**What is being asked:** Lines from the one containing "Convert this document image to plain text." through the last line of the data are to be repeated word for word, both ends included.

**Provided records:**
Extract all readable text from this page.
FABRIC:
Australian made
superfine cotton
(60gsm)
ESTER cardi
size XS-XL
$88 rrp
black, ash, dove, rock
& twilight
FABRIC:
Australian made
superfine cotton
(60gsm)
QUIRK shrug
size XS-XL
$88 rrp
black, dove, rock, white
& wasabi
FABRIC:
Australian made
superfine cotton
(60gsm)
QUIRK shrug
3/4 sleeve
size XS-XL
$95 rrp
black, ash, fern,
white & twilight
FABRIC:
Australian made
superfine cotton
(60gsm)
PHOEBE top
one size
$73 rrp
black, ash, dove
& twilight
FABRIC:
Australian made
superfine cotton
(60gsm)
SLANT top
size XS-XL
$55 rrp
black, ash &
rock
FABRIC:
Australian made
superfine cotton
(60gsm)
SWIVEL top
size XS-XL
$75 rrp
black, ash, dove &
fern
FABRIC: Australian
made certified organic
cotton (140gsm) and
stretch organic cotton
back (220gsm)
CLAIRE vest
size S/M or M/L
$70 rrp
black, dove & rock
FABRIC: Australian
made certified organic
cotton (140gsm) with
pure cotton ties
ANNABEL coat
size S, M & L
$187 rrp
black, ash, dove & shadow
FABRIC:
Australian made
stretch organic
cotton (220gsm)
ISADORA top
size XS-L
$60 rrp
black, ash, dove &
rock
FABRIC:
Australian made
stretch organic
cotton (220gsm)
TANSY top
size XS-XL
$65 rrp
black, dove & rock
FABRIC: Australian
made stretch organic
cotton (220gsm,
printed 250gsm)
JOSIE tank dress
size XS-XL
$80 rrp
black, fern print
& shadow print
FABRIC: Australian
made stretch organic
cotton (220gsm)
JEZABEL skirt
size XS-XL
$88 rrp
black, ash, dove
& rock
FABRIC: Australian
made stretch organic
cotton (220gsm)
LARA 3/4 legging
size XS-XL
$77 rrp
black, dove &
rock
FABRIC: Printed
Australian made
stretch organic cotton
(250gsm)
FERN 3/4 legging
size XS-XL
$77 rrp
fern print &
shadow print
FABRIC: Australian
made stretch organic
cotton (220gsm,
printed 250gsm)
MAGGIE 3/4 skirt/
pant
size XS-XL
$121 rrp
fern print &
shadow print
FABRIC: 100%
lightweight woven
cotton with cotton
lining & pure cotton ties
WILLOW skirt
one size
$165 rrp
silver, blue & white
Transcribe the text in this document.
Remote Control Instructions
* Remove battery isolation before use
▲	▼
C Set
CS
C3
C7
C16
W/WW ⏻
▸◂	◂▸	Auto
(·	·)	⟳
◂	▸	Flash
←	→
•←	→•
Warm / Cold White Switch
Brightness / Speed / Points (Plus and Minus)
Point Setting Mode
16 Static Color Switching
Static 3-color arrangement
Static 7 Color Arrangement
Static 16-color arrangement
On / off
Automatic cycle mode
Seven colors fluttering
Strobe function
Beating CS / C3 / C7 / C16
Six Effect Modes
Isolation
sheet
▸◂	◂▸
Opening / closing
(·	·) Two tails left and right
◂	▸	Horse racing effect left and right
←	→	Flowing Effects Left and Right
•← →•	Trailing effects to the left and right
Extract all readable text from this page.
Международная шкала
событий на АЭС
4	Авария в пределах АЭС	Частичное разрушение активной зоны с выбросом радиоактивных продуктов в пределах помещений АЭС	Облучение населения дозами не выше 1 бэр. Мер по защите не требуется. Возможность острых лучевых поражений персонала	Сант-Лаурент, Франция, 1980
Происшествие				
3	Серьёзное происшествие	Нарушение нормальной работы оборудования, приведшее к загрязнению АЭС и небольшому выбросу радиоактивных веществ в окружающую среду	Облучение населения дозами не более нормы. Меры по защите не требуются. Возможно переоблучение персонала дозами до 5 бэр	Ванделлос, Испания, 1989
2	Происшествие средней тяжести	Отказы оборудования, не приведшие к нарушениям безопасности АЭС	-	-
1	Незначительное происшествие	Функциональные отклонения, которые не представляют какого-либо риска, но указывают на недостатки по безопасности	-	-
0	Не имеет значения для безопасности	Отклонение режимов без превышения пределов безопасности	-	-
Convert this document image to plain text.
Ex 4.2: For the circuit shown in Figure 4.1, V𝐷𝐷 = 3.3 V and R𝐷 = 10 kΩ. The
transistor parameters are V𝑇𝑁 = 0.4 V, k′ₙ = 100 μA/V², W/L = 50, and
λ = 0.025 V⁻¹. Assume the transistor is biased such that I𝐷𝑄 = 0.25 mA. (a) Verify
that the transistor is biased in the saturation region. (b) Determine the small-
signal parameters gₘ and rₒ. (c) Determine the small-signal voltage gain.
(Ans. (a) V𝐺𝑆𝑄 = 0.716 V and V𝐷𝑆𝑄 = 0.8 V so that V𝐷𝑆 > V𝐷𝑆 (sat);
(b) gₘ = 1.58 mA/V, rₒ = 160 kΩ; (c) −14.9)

**Result of this exercise:**
Convert this document image to plain text.
Ex 4.2: For the circuit shown in Figure 4.1, V𝐷𝐷 = 3.3 V and R𝐷 = 10 kΩ. The
transistor parameters are V𝑇𝑁 = 0.4 V, k′ₙ = 100 μA/V², W/L = 50, and
λ = 0.025 V⁻¹. Assume the transistor is biased such that I𝐷𝑄 = 0.25 mA. (a) Verify
that the transistor is biased in the saturation region. (b) Determine the small-
signal parameters gₘ and rₒ. (c) Determine the small-signal voltage gain.
(Ans. (a) V𝐺𝑆𝑄 = 0.716 V and V𝐷𝑆𝑄 = 0.8 V so that V𝐷𝑆 > V𝐷𝑆 (sat);
(b) gₘ = 1.58 mA/V, rₒ = 160 kΩ; (c) −14.9)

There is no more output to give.